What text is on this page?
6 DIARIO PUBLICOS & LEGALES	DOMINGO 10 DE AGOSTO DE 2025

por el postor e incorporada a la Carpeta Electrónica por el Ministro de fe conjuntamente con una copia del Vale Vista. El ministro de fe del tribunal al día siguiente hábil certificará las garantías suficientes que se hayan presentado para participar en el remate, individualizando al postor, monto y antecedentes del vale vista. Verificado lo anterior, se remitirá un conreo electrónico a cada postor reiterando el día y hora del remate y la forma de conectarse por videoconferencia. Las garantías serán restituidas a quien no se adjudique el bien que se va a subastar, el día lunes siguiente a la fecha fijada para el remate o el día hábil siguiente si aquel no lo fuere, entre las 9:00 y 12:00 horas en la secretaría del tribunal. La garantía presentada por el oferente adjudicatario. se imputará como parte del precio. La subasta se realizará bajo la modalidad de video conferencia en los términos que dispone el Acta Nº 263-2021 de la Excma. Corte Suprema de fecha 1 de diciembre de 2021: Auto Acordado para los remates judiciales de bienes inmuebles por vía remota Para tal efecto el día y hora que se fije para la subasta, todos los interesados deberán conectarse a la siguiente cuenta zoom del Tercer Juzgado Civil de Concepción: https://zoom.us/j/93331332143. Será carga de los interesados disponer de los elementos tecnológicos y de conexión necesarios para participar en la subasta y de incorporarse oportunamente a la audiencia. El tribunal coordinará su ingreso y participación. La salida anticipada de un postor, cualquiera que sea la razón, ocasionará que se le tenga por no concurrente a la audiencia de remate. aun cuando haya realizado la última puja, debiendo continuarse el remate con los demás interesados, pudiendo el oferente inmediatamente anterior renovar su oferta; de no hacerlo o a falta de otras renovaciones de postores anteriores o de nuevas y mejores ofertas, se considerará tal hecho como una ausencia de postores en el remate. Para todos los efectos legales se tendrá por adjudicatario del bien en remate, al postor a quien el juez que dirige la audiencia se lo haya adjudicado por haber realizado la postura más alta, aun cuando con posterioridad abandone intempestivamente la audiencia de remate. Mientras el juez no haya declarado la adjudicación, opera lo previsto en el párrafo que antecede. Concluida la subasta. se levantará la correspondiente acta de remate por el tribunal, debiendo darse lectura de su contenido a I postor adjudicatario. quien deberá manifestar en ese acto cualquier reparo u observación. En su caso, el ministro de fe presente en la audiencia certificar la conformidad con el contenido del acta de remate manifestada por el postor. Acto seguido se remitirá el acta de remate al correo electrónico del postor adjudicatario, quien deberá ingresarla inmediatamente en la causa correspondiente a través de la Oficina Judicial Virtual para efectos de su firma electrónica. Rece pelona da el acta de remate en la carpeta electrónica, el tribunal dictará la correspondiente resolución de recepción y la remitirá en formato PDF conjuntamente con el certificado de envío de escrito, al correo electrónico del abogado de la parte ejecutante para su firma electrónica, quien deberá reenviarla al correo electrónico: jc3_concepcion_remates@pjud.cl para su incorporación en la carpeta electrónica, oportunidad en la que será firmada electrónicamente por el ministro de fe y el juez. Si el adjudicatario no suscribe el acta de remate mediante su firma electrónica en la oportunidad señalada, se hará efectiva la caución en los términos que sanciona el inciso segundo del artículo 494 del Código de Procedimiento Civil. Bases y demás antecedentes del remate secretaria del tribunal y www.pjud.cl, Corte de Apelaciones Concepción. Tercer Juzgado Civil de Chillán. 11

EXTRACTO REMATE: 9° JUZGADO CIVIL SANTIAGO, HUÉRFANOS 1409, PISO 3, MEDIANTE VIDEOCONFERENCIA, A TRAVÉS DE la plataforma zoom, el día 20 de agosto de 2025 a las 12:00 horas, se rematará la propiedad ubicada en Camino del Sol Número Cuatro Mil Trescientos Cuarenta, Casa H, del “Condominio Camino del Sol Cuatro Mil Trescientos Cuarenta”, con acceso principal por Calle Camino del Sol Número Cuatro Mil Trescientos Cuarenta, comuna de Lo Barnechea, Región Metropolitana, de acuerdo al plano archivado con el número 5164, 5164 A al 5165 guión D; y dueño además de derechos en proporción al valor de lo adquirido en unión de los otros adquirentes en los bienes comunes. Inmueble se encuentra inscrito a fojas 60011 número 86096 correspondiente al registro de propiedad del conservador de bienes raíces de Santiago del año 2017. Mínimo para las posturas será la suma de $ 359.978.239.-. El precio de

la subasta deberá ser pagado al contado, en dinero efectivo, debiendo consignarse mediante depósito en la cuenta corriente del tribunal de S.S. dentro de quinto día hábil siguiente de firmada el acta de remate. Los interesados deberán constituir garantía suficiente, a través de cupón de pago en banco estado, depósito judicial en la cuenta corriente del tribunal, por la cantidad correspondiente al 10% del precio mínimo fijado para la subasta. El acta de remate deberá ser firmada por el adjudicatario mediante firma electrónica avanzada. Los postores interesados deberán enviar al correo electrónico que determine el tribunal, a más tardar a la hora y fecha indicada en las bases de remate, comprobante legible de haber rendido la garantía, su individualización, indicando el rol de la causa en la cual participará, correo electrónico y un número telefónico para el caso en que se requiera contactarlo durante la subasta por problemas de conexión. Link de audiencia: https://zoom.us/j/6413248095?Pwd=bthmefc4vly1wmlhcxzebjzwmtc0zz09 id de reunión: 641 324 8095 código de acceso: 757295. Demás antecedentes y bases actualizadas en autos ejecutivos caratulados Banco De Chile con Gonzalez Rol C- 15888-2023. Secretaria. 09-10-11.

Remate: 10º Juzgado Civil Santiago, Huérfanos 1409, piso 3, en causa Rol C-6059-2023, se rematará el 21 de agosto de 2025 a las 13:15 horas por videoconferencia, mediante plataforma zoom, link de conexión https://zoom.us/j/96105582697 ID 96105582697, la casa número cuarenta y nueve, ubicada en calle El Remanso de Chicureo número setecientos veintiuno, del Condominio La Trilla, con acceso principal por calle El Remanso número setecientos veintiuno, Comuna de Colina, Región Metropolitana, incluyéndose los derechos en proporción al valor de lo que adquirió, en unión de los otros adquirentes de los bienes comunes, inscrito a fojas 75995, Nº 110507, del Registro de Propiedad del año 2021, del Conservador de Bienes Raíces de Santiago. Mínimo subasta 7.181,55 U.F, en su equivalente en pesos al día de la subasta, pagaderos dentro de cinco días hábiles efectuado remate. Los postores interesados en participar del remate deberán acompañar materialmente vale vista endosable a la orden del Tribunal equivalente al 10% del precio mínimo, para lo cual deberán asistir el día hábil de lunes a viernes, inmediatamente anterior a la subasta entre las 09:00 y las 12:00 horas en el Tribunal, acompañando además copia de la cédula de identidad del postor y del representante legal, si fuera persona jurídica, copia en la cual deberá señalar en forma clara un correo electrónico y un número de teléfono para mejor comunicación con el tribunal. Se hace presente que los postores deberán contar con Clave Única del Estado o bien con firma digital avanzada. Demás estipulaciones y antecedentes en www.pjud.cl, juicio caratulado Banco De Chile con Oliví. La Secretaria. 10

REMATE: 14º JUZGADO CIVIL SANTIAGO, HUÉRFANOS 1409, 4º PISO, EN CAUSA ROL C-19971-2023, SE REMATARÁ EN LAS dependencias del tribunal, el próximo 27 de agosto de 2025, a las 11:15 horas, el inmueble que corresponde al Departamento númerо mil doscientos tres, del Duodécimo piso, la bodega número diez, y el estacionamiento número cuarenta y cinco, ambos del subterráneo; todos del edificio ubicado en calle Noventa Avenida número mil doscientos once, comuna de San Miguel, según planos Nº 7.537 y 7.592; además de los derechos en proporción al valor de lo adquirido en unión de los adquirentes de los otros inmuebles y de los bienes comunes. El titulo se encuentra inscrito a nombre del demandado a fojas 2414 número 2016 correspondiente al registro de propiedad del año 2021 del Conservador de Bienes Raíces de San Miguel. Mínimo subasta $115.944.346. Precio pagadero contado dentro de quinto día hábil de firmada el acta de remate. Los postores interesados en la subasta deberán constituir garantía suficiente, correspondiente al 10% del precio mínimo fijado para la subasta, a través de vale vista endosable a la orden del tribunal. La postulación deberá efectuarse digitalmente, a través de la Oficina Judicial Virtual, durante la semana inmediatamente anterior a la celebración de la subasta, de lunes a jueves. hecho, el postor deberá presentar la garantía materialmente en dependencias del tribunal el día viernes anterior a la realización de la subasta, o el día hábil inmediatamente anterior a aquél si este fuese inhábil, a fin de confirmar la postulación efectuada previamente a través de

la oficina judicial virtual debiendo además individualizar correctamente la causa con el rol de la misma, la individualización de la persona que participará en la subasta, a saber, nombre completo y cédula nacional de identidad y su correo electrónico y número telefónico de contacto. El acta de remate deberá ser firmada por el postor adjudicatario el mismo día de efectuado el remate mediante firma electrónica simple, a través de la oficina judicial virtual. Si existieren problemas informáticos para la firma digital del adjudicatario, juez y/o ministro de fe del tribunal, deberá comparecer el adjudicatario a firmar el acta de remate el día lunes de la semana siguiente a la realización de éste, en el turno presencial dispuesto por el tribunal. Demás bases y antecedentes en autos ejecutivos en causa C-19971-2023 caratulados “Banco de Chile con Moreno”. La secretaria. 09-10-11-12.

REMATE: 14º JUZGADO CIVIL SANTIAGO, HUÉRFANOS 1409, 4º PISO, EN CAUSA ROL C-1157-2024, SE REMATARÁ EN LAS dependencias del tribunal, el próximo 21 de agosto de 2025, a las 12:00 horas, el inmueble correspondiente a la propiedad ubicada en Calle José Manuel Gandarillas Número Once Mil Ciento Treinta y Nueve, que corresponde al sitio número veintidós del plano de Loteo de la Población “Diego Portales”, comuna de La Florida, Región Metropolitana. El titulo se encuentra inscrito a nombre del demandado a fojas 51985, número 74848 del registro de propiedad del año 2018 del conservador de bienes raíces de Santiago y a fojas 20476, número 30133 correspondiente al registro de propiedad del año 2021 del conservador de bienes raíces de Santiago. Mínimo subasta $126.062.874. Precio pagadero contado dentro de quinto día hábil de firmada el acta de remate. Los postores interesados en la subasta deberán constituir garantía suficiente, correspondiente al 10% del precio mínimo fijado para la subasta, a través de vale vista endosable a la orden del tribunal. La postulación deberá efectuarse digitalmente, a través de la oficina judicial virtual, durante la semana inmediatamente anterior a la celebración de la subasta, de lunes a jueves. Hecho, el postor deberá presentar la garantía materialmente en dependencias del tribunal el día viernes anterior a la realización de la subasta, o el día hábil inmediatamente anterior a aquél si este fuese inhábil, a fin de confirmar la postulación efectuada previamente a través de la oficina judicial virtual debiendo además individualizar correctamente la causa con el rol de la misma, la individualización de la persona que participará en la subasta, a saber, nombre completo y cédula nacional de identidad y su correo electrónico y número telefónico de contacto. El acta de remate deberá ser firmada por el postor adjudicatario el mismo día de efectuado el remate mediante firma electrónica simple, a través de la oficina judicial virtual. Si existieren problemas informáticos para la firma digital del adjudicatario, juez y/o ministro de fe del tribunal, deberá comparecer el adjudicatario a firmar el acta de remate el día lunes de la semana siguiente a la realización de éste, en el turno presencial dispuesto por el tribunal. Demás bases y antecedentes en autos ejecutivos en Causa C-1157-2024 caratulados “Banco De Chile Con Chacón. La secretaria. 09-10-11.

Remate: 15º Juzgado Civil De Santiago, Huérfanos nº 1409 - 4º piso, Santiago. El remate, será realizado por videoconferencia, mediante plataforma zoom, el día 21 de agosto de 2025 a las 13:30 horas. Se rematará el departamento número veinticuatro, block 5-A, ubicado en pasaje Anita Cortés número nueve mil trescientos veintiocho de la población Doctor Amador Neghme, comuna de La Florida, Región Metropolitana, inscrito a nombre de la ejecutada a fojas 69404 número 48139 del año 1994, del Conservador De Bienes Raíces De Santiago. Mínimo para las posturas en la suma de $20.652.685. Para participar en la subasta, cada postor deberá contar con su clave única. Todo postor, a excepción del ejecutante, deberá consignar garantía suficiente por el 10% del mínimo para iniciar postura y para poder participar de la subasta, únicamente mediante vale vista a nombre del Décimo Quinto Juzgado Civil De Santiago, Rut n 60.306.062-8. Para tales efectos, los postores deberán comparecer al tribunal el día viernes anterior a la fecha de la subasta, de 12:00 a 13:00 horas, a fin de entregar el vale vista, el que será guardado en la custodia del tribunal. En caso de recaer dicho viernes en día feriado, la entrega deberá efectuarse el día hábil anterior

_____

Identify every line where the string "suma" appears.

EXTRACTO REMATE: 9° JUZGADO CIVIL SANTIAGO, HUÉRFANOS 1409, PISO 3, MEDIANTE VIDEOCONFERENCIA, A TRAVÉS DE la plataforma zoom, el día 20 de agosto de 2025 a las 12:00 horas, se rematará la propiedad ubicada en Camino del Sol Número Cuatro Mil Trescientos Cuarenta, Casa H, del “Condominio Camino del Sol Cuatro Mil Trescientos Cuarenta”, con acceso principal por Calle Camino del Sol Número Cuatro Mil Trescientos Cuarenta, comuna de Lo Barnechea, Región Metropolitana, de acuerdo al plano archivado con el número 5164, 5164 A al 5165 guión D; y dueño además de derechos en proporción al valor de lo adquirido en unión de los otros adquirentes en los bienes comunes. Inmueble se encuentra inscrito a fojas 60011 número 86096 correspondiente al registro de propiedad del conservador de bienes raíces de Santiago del año 2017. Mínimo para las posturas será la suma de $ 359.978.239.-. El precio de
Remate: 15º Juzgado Civil De Santiago, Huérfanos nº 1409 - 4º piso, Santiago. El remate, será realizado por videoconferencia, mediante plataforma zoom, el día 21 de agosto de 2025 a las 13:30 horas. Se rematará el departamento número veinticuatro, block 5-A, ubicado en pasaje Anita Cortés número nueve mil trescientos veintiocho de la población Doctor Amador Neghme, comuna de La Florida, Región Metropolitana, inscrito a nombre de la ejecutada a fojas 69404 número 48139 del año 1994, del Conservador De Bienes Raíces De Santiago. Mínimo para las posturas en la suma de $20.652.685. Para participar en la subasta, cada postor deberá contar con su clave única. Todo postor, a excepción del ejecutante, deberá consignar garantía suficiente por el 10% del mínimo para iniciar postura y para poder participar de la subasta, únicamente mediante vale vista a nombre del Décimo Quinto Juzgado Civil De Santiago, Rut n 60.306.062-8. Para tales efectos, los postores deberán comparecer al tribunal el día viernes anterior a la fecha de la subasta, de 12:00 a 13:00 horas, a fin de entregar el vale vista, el que será guardado en la custodia del tribunal. En caso de recaer dicho viernes en día feriado, la entrega deberá efectuarse el día hábil anterior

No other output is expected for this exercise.